Description of the task: Extract and list every line that contains the word "true".

Items from a dataset:
══════════════════════════════

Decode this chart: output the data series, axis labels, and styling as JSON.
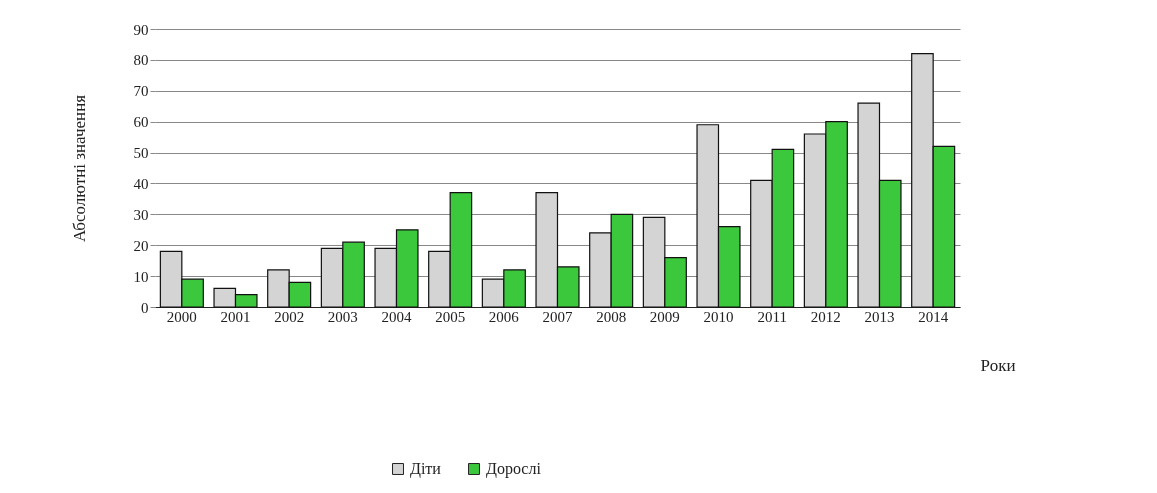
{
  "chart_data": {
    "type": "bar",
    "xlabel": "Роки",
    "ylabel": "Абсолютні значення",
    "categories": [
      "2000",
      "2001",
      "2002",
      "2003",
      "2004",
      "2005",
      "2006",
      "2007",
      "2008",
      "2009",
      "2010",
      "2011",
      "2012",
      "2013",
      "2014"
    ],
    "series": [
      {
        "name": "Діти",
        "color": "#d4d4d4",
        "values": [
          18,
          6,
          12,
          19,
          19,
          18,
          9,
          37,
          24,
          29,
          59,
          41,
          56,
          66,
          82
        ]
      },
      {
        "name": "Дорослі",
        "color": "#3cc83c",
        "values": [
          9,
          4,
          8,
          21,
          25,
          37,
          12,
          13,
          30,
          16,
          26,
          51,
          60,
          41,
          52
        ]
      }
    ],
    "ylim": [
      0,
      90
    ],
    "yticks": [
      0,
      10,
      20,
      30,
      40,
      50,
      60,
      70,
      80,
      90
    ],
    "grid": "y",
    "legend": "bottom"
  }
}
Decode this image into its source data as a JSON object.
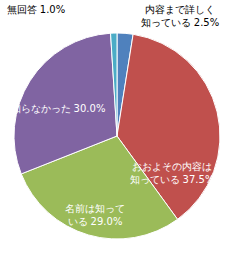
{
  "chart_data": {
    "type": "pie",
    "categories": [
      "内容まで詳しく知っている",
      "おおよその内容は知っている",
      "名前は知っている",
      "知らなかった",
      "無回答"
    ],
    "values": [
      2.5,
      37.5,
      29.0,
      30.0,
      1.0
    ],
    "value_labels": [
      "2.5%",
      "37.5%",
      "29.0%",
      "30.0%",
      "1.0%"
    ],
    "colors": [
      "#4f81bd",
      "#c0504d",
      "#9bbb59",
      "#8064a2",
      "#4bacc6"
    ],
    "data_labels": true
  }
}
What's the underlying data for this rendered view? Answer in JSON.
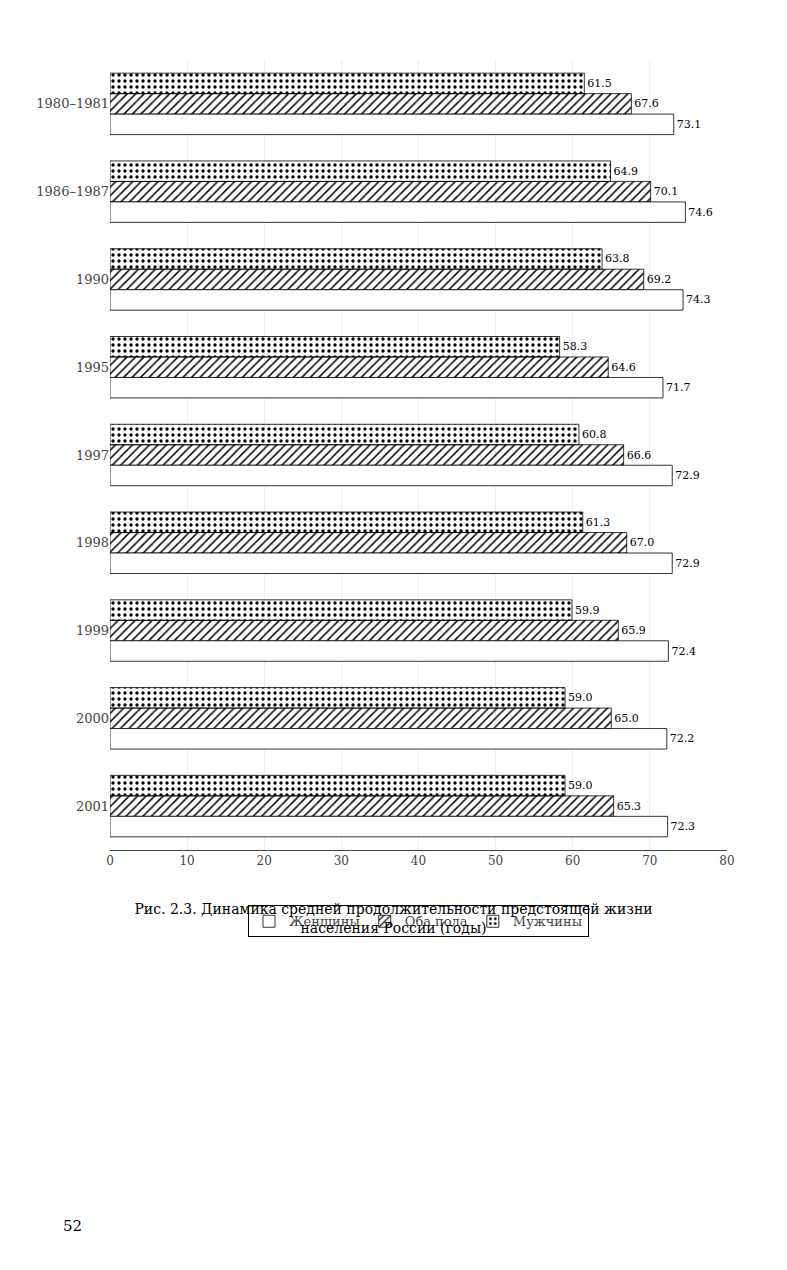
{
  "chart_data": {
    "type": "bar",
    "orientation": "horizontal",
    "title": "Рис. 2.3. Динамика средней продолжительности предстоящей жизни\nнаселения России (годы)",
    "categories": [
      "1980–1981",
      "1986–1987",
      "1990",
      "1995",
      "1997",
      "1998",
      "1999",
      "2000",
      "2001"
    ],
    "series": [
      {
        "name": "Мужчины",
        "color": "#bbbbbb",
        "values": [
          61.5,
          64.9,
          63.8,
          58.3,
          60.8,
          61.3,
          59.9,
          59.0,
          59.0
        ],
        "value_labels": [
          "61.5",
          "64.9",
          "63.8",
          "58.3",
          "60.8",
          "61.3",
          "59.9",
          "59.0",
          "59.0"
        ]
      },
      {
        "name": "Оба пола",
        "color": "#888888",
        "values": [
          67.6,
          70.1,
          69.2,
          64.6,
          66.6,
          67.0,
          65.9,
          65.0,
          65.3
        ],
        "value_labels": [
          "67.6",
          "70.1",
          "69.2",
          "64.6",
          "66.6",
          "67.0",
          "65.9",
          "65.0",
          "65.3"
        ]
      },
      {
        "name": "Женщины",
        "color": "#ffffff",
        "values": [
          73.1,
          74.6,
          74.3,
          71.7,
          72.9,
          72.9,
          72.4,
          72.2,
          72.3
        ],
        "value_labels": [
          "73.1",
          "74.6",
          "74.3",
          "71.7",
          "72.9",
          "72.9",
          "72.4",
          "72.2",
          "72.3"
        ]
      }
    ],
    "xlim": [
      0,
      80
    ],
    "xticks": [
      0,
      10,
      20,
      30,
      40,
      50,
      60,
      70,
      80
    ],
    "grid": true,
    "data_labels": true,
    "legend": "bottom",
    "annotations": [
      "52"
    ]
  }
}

══════════════════════════════

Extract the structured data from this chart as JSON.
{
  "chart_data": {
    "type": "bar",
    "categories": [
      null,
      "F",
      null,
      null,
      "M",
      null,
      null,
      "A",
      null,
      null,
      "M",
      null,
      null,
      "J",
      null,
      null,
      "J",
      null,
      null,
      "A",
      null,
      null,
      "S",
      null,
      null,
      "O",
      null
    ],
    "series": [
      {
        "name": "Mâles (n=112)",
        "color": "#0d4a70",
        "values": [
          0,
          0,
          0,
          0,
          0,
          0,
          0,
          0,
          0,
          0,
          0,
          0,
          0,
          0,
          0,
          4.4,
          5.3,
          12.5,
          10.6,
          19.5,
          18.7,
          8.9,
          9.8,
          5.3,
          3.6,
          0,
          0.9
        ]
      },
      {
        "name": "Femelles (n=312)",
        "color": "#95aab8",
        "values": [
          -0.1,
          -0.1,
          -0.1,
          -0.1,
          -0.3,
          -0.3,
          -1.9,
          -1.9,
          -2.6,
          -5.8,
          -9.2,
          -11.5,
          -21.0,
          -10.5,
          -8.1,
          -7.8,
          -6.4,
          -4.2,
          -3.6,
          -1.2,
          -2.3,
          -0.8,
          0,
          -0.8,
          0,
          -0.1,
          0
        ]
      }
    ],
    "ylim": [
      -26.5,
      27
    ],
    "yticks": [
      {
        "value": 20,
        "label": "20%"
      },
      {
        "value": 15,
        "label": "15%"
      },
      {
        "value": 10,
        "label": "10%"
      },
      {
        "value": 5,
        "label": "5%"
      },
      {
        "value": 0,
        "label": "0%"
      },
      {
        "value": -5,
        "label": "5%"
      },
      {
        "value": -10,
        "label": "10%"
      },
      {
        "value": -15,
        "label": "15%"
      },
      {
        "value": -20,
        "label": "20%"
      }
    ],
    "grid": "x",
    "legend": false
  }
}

══════════════════════════════

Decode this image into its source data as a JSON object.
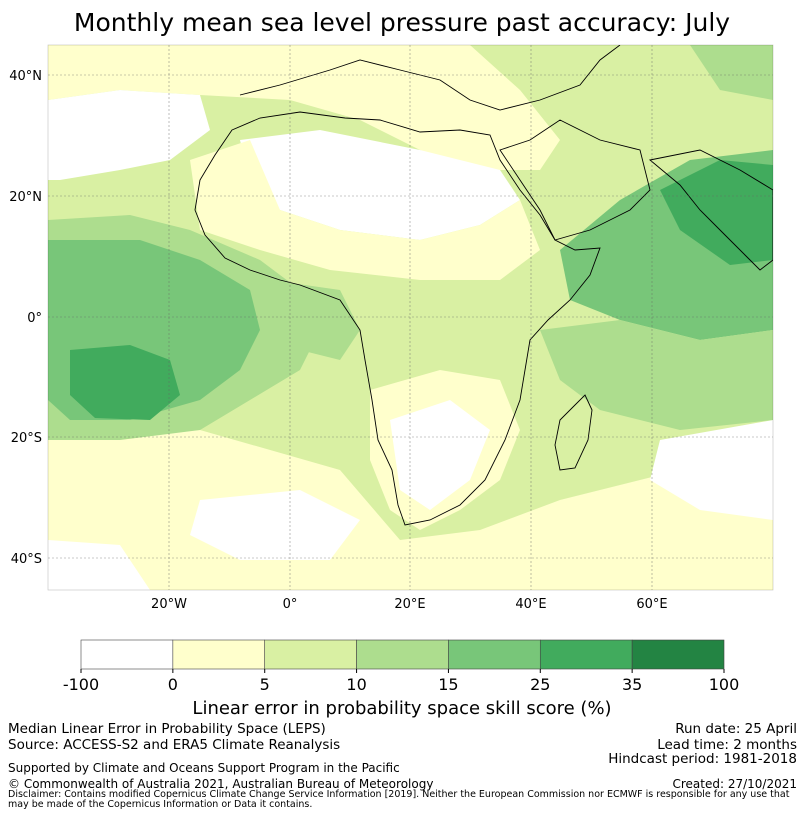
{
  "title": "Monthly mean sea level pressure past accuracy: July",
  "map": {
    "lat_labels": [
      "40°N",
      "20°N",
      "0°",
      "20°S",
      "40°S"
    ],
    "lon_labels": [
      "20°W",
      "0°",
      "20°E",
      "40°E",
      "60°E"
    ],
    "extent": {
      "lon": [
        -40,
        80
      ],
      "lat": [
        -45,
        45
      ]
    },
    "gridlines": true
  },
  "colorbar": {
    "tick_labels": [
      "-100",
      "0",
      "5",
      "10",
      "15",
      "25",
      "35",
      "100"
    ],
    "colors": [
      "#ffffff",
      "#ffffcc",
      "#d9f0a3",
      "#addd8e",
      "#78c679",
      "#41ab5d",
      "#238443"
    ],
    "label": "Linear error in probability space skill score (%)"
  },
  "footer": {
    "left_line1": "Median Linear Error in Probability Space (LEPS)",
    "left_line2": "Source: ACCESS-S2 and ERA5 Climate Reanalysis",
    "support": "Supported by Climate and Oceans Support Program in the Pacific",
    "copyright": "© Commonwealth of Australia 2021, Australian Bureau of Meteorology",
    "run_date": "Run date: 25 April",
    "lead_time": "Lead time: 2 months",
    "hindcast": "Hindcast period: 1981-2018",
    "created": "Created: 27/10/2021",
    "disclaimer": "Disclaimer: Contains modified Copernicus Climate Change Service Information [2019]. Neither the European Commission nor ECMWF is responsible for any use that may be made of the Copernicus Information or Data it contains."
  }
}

══════════════════════════════

Solution for this exercise:
    "data_labels": true
    "grid": true,
    "data_labels": true,
    "gridlines": true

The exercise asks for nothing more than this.